Records contained in a dataset
** Begin **

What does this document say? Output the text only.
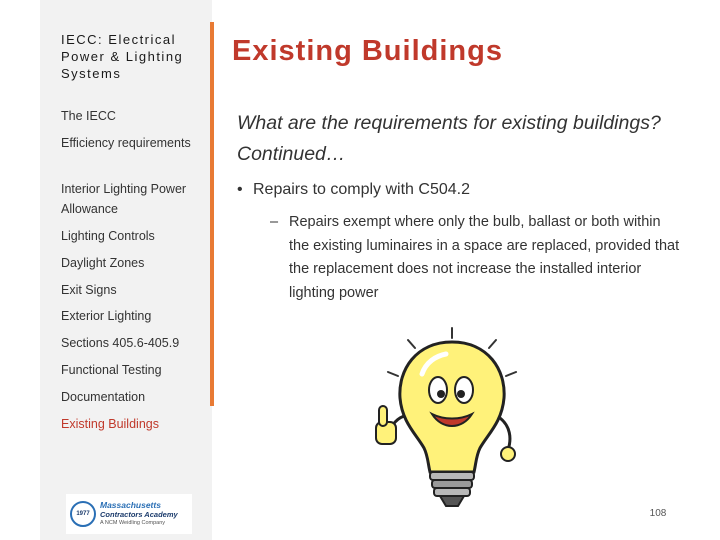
IECC: Electrical Power & Lighting Systems
The IECC
Efficiency requirements
Interior Lighting Power Allowance
Lighting Controls
Daylight Zones
Exit Signs
Exterior Lighting
Sections 405.6-405.9
Functional Testing
Documentation
Existing Buildings
1977
Massachusetts
Contractors Academy
A NCM Weidling Company
Existing Buildings
What are the requirements for existing buildings? Continued…
• Repairs to comply with C504.2
– Repairs exempt where only the bulb, ballast or both within the existing luminaires in a space are replaced, provided that the replacement does not increase the installed interior lighting power
108
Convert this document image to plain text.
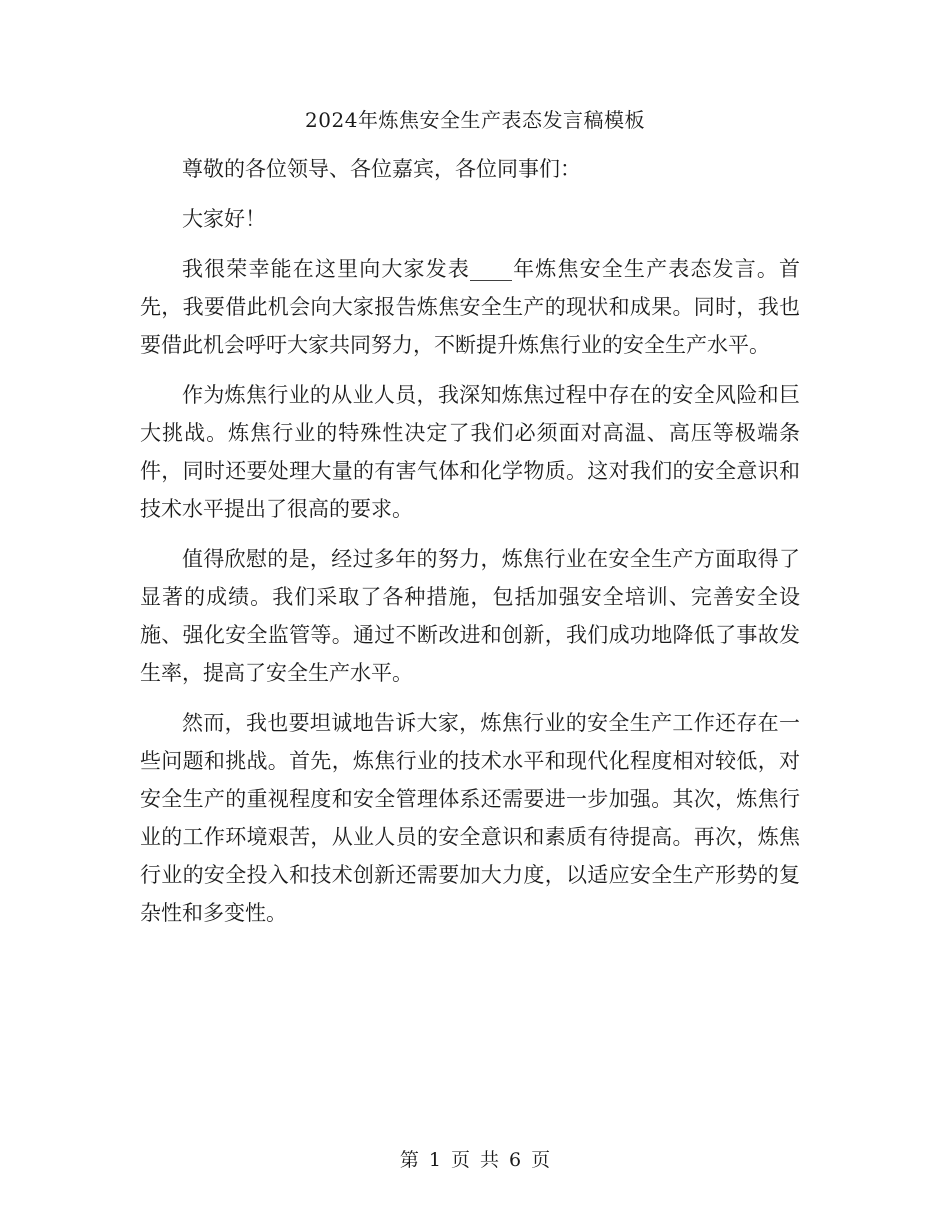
2024年炼焦安全生产表态发言稿模板

尊敬的各位领导、各位嘉宾，各位同事们：

大家好！

我很荣幸能在这里向大家发表____年炼焦安全生产表态发言。首先，我要借此机会向大家报告炼焦安全生产的现状和成果。同时，我也要借此机会呼吁大家共同努力，不断提升炼焦行业的安全生产水平。

作为炼焦行业的从业人员，我深知炼焦过程中存在的安全风险和巨大挑战。炼焦行业的特殊性决定了我们必须面对高温、高压等极端条件，同时还要处理大量的有害气体和化学物质。这对我们的安全意识和技术水平提出了很高的要求。

值得欣慰的是，经过多年的努力，炼焦行业在安全生产方面取得了显著的成绩。我们采取了各种措施，包括加强安全培训、完善安全设施、强化安全监管等。通过不断改进和创新，我们成功地降低了事故发生率，提高了安全生产水平。

然而，我也要坦诚地告诉大家，炼焦行业的安全生产工作还存在一些问题和挑战。首先，炼焦行业的技术水平和现代化程度相对较低，对安全生产的重视程度和安全管理体系还需要进一步加强。其次，炼焦行业的工作环境艰苦，从业人员的安全意识和素质有待提高。再次，炼焦行业的安全投入和技术创新还需要加大力度，以适应安全生产形势的复杂性和多变性。

第 1 页 共 6 页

** End **

--- Instructions to follow ---
Quote exactly the lines from the one that contains "Convert this document image to plain text." through the end of the listing above, both ends included, leaving out the pictures.

--- Full response ---
Convert this document image to plain text.
2024年炼焦安全生产表态发言稿模板

尊敬的各位领导、各位嘉宾，各位同事们：

大家好！

我很荣幸能在这里向大家发表____年炼焦安全生产表态发言。首先，我要借此机会向大家报告炼焦安全生产的现状和成果。同时，我也要借此机会呼吁大家共同努力，不断提升炼焦行业的安全生产水平。

作为炼焦行业的从业人员，我深知炼焦过程中存在的安全风险和巨大挑战。炼焦行业的特殊性决定了我们必须面对高温、高压等极端条件，同时还要处理大量的有害气体和化学物质。这对我们的安全意识和技术水平提出了很高的要求。

值得欣慰的是，经过多年的努力，炼焦行业在安全生产方面取得了显著的成绩。我们采取了各种措施，包括加强安全培训、完善安全设施、强化安全监管等。通过不断改进和创新，我们成功地降低了事故发生率，提高了安全生产水平。

然而，我也要坦诚地告诉大家，炼焦行业的安全生产工作还存在一些问题和挑战。首先，炼焦行业的技术水平和现代化程度相对较低，对安全生产的重视程度和安全管理体系还需要进一步加强。其次，炼焦行业的工作环境艰苦，从业人员的安全意识和素质有待提高。再次，炼焦行业的安全投入和技术创新还需要加大力度，以适应安全生产形势的复杂性和多变性。

第 1 页 共 6 页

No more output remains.